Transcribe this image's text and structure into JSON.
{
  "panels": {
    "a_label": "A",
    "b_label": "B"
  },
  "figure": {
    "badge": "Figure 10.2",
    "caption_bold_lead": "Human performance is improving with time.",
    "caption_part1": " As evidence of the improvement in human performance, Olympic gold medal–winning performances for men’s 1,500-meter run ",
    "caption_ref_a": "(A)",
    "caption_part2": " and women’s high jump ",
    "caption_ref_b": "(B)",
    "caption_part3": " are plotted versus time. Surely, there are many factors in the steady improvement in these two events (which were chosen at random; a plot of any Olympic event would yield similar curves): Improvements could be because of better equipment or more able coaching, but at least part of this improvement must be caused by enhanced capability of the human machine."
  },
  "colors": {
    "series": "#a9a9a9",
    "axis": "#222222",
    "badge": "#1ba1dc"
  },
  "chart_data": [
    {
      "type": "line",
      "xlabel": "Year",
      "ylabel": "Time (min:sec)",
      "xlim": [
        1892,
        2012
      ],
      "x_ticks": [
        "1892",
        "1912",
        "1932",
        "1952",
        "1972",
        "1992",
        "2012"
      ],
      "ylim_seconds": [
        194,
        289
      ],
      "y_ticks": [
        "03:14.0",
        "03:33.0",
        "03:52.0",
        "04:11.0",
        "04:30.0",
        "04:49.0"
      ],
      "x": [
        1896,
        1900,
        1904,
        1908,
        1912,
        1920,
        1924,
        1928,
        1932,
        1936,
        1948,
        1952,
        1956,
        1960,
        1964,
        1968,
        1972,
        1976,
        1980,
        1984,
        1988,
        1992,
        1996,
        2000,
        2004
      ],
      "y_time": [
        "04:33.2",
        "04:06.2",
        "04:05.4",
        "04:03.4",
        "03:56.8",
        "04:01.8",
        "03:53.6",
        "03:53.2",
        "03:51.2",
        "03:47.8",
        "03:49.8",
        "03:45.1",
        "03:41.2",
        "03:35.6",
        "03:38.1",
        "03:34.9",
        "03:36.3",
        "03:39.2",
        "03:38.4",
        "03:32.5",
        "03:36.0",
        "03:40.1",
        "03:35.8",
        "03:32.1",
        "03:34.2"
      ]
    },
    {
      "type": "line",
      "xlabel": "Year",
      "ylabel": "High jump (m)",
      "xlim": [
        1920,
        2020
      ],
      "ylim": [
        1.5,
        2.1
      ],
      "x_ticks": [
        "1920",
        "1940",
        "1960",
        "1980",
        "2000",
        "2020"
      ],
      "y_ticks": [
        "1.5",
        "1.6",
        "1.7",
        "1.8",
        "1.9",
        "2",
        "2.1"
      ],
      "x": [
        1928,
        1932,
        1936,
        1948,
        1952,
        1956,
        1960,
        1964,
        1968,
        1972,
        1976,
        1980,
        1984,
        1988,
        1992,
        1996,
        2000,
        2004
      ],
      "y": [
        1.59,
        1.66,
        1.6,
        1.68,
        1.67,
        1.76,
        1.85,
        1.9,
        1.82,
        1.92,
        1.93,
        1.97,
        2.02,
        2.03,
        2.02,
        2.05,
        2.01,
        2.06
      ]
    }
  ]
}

WHAT YOU NEED TO DO
Transcribe the whole listing with nothing added or left out.

WRITTEN ANSWER
Transcribe this image's text and structure into JSON.
{
  "panels": {
    "a_label": "A",
    "b_label": "B"
  },
  "figure": {
    "badge": "Figure 10.2",
    "caption_bold_lead": "Human performance is improving with time.",
    "caption_part1": " As evidence of the improvement in human performance, Olympic gold medal–winning performances for men’s 1,500-meter run ",
    "caption_ref_a": "(A)",
    "caption_part2": " and women’s high jump ",
    "caption_ref_b": "(B)",
    "caption_part3": " are plotted versus time. Surely, there are many factors in the steady improvement in these two events (which were chosen at random; a plot of any Olympic event would yield similar curves): Improvements could be because of better equipment or more able coaching, but at least part of this improvement must be caused by enhanced capability of the human machine."
  },
  "colors": {
    "series": "#a9a9a9",
    "axis": "#222222",
    "badge": "#1ba1dc"
  },
  "chart_data": [
    {
      "type": "line",
      "xlabel": "Year",
      "ylabel": "Time (min:sec)",
      "xlim": [
        1892,
        2012
      ],
      "x_ticks": [
        "1892",
        "1912",
        "1932",
        "1952",
        "1972",
        "1992",
        "2012"
      ],
      "ylim_seconds": [
        194,
        289
      ],
      "y_ticks": [
        "03:14.0",
        "03:33.0",
        "03:52.0",
        "04:11.0",
        "04:30.0",
        "04:49.0"
      ],
      "x": [
        1896,
        1900,
        1904,
        1908,
        1912,
        1920,
        1924,
        1928,
        1932,
        1936,
        1948,
        1952,
        1956,
        1960,
        1964,
        1968,
        1972,
        1976,
        1980,
        1984,
        1988,
        1992,
        1996,
        2000,
        2004
      ],
      "y_time": [
        "04:33.2",
        "04:06.2",
        "04:05.4",
        "04:03.4",
        "03:56.8",
        "04:01.8",
        "03:53.6",
        "03:53.2",
        "03:51.2",
        "03:47.8",
        "03:49.8",
        "03:45.1",
        "03:41.2",
        "03:35.6",
        "03:38.1",
        "03:34.9",
        "03:36.3",
        "03:39.2",
        "03:38.4",
        "03:32.5",
        "03:36.0",
        "03:40.1",
        "03:35.8",
        "03:32.1",
        "03:34.2"
      ]
    },
    {
      "type": "line",
      "xlabel": "Year",
      "ylabel": "High jump (m)",
      "xlim": [
        1920,
        2020
      ],
      "ylim": [
        1.5,
        2.1
      ],
      "x_ticks": [
        "1920",
        "1940",
        "1960",
        "1980",
        "2000",
        "2020"
      ],
      "y_ticks": [
        "1.5",
        "1.6",
        "1.7",
        "1.8",
        "1.9",
        "2",
        "2.1"
      ],
      "x": [
        1928,
        1932,
        1936,
        1948,
        1952,
        1956,
        1960,
        1964,
        1968,
        1972,
        1976,
        1980,
        1984,
        1988,
        1992,
        1996,
        2000,
        2004
      ],
      "y": [
        1.59,
        1.66,
        1.6,
        1.68,
        1.67,
        1.76,
        1.85,
        1.9,
        1.82,
        1.92,
        1.93,
        1.97,
        2.02,
        2.03,
        2.02,
        2.05,
        2.01,
        2.06
      ]
    }
  ]
}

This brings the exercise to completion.